» **Fragmento del texto**
++++
Ayer se salvó milagrosamente, hoy deberá ver si podrá resistir el día siguiente. Y, si lo logra, no hay que alegrarse de más, porque aún faltan mañanas. Y mientras el país transcurre los días haciéndose los quites, su cuerpo social se debilita, se enferma, comienza a vivir en un permanente estado de alerta que, a unos, termina por anestesiarles todas las sensibilidades y, a los otros, los obliga a dejar de lado las acciones sobre aquello que habría que salvar.
Quién sabe si el libramiento de Chimaltenango, hecho con fondant, con el que se llenaba la boca aquel expresidente, no lleva en sí mismo el espíritu nacional. El de la ilusión de un problema finalmente terminado, el de la apariencia de que todo fluye, que se aprovecha el tiempo y se acortan finalmente las distancias.
Una ilusión junto a la que palpita el temor de que, un día cualquiera, la estructura caiga sobre algún conductor desprevenido, o bien deje el camino bloqueado hasta que venga un chapuz nuevo y jure que todo está arreglado, que podemos seguir avanzando, claro, hasta que haya que volverlo a levantar.
Luis de Lión / Hay una placa sucia sobre la esquina de la 2da avenida y 11 calle de la zona 1 en Ciudad de Guatemala. Hay, frente a la placa, una estación de la Policía Nacional, hay una historia. La del maestro de escuela, el escritor, al que, en ese punto, el 15 de mayo de 1984, se le perdió el rastro.
Hay una foto, una «captura», un código de muerte, un expediente militar que los consigna. Hay una casa en San Juan del Obispo en donde habita su memoria y su espíritu magisterial, en donde parecieran haber querido congelar un momento, su lugar de trabajo, su librera, su máquina de escribir, el suéter exactamente igual al que ese día se llevó.
[frasepzp1]
Hay una hija que mantiene ese espacio encendido, que mantiene la búsqueda, la esperanza de encontrarlo. Hay una ausencia que este mayo cumple 42 años. Hay poemas, relatos, una novela. Hay fragmentos de su palabra que en estos días vibrarán en otras voces. Habrá con ellos un gesto de rebelión, una breve victoria sobre la represión y la muerte. Hay, desde el Estado, un compromiso de reparación que sigue siendo una deuda pendiente.
++++
» **Tarea**
Traduce al inglés esta oración del fragmento: «Hay una hija que mantiene ese espacio encendido, que mantiene la búsqueda, la esperanza de encontrarlo.»
++++
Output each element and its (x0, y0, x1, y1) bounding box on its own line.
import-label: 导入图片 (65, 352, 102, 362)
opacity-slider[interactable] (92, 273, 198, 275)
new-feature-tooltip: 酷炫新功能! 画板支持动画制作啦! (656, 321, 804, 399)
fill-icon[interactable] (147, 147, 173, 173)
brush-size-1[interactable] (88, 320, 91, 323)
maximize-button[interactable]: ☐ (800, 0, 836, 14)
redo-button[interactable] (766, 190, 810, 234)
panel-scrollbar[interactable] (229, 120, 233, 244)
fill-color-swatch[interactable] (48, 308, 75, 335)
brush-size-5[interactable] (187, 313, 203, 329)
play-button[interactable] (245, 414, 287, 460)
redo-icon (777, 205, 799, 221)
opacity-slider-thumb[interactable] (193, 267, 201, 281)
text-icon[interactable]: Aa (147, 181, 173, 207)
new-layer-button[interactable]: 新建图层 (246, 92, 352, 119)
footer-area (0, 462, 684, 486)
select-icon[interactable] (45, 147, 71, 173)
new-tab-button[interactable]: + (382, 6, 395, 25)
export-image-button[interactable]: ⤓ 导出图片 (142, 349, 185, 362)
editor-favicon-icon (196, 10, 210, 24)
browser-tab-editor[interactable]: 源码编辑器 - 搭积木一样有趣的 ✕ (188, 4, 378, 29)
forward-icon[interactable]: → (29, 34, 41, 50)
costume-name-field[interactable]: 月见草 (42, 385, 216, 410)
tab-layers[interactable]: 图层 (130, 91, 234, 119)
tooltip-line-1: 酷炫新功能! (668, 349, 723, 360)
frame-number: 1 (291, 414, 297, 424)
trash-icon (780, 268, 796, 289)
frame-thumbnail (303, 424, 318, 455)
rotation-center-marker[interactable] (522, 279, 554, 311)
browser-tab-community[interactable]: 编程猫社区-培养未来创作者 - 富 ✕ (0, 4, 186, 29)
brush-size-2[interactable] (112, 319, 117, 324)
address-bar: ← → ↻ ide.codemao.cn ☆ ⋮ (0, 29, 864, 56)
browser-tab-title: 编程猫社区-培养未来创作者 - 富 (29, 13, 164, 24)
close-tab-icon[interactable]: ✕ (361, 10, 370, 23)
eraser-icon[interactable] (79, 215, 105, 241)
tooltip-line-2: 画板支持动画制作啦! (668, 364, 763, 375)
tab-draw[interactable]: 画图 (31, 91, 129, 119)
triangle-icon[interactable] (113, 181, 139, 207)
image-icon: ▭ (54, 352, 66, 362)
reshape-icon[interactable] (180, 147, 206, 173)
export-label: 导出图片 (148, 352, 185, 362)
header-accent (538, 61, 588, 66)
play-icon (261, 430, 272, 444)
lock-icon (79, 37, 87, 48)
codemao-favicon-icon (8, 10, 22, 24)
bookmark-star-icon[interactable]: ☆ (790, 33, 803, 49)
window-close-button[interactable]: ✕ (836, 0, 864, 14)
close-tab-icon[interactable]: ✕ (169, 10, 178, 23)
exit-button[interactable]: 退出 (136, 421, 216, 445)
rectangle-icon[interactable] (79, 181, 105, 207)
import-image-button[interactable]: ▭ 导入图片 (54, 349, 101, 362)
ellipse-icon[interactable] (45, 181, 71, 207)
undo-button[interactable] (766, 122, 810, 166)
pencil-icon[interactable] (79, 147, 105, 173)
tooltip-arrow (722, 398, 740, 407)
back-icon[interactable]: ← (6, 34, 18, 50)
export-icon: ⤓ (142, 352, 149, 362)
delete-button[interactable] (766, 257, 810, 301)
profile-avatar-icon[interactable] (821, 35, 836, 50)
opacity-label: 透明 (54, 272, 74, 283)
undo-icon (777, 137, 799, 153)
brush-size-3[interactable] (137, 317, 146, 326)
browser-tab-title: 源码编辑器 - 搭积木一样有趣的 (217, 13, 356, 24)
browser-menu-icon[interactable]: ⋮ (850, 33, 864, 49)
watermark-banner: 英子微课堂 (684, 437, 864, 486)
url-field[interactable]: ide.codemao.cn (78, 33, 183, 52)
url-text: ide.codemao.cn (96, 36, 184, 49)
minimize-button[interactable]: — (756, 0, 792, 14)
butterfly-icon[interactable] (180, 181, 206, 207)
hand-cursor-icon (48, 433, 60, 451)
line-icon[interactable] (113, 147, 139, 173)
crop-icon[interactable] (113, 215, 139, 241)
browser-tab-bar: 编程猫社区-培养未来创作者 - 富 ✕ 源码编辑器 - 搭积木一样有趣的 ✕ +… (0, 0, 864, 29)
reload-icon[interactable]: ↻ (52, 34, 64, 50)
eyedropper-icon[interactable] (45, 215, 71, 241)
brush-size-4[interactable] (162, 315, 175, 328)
++++
» **Tu respuesta**
There is a daughter who keeps that space alight, who keeps up the search, the hope of finding him.